> **Extrait source**:

==================================================

La difficulté consisterait donc à trouver au groupe Croix de Feu une position parlementaire originale.

Il ne devrait pas se laisser classer dans les rangs de la vieille droite. Il devrait éviter aussi bien une opposition systématique qu'un attitude exclusivement conservatrice.

Il devrait trouver une méthode d'action parlementaire nouvelle et élaborer une doctrine assez forte et assez séduisante pour soutenir la comparaison quotidienne avec la doctrine des autres partis. »

Les Croix de Feu ne participèrent ainsi pas aux élections, tout en distribuant à trois millions d'exemplaires un manifeste publié comme supplément du Flambeau du 11 avril 1936. Il apparaissait comme impossible de rompre avec la tradition anti-parlementaire des ligues, ainsi que de prôner « la réconciliation et la rénovation nationales » en acceptant la division.

Le P.S.F., quant à lui, se lança dans un processus progressif, qui devait aller de pair avec la massification.

==================================================

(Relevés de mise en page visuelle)
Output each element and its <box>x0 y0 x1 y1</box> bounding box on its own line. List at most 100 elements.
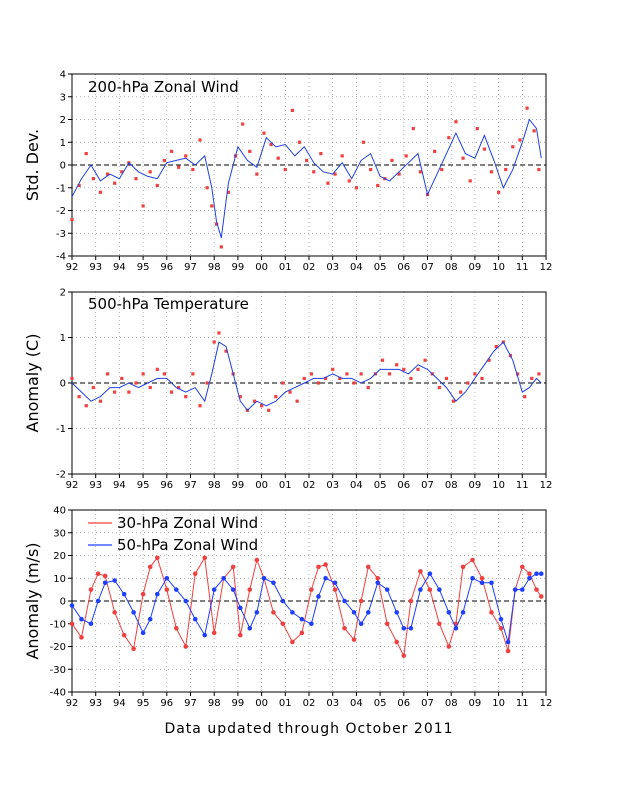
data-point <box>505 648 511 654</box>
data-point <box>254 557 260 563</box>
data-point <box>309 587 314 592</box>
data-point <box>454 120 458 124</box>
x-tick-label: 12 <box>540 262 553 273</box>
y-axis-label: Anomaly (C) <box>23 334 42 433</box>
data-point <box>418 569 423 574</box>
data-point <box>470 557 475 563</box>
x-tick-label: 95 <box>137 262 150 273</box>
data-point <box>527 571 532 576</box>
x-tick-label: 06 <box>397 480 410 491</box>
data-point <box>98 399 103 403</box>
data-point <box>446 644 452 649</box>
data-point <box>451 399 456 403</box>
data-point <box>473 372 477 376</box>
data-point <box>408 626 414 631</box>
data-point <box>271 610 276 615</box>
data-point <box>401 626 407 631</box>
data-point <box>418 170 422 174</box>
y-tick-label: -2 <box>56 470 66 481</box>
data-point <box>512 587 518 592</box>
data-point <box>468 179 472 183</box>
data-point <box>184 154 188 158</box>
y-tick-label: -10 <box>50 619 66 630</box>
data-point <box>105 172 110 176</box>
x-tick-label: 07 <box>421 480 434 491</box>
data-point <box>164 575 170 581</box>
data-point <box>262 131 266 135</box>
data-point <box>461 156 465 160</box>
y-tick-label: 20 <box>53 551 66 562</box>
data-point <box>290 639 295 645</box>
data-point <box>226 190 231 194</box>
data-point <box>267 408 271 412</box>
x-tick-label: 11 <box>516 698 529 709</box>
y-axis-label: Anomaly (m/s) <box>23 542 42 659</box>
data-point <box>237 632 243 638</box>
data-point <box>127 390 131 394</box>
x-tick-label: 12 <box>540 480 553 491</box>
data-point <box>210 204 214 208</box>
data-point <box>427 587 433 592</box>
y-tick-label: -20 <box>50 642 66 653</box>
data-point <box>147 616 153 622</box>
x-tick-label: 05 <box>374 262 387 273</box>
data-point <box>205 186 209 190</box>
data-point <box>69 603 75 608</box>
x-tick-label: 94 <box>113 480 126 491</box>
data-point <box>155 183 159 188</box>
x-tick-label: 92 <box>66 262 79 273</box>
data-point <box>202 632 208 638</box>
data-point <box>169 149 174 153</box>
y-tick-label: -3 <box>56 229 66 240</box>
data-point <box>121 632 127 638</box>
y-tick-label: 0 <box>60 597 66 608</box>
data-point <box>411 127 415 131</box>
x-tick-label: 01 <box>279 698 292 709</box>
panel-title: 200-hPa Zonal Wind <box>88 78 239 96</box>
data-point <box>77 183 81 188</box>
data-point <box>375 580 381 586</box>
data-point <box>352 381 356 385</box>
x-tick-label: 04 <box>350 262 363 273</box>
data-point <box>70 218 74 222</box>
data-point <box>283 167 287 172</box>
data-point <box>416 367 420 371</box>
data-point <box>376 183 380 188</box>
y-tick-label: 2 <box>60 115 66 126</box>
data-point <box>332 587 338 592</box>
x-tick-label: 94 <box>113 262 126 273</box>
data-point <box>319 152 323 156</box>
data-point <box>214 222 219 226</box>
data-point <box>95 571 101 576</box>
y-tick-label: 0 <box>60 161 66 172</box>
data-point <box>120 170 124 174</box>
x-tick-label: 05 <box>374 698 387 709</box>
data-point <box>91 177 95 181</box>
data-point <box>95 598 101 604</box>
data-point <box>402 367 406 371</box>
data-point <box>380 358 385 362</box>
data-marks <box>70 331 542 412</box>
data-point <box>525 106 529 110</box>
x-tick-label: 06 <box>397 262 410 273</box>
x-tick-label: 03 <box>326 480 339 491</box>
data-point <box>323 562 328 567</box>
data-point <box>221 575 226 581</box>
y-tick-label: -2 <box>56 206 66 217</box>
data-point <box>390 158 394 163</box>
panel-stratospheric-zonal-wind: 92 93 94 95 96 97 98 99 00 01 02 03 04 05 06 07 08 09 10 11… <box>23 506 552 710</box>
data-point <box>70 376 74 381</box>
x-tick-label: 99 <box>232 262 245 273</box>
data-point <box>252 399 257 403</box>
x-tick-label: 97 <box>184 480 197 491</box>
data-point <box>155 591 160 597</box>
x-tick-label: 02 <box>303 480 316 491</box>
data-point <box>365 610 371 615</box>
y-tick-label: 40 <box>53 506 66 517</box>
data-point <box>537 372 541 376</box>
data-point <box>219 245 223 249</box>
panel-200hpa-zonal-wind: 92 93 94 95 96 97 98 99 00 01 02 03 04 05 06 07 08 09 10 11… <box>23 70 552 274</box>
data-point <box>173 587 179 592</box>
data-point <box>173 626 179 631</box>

==================================================

> **Série de tâches**:
1 > D'après l'extrait sur les Croix de Feu, à combien d'exemplaires fut distribué le manifeste publié en supplément du Flambeau du 11 avril 1936 ?
2 > Recopiez, s'il vous plaît, le passage de l'extrait sur les Croix de Feu qui commence aux mots « La difficulté consisterait » et s'arrête après les mots « acceptant la division. ».

> **Réponses rédigées**:
1 > À trois millions d'exemplaires.

2 >
La difficulté consisterait donc à trouver au groupe Croix de Feu une position parlementaire originale.

Il ne devrait pas se laisser classer dans les rangs de la vieille droite. Il devrait éviter aussi bien une opposition systématique qu'un attitude exclusivement conservatrice.

Il devrait trouver une méthode d'action parlementaire nouvelle et élaborer une doctrine assez forte et assez séduisante pour soutenir la comparaison quotidienne avec la doctrine des autres partis. »

Les Croix de Feu ne participèrent ainsi pas aux élections, tout en distribuant à trois millions d'exemplaires un manifeste publié comme supplément du Flambeau du 11 avril 1936. Il apparaissait comme impossible de rompre avec la tradition anti-parlementaire des ligues, ainsi que de prôner « la réconciliation et la rénovation nationales » en acceptant la division.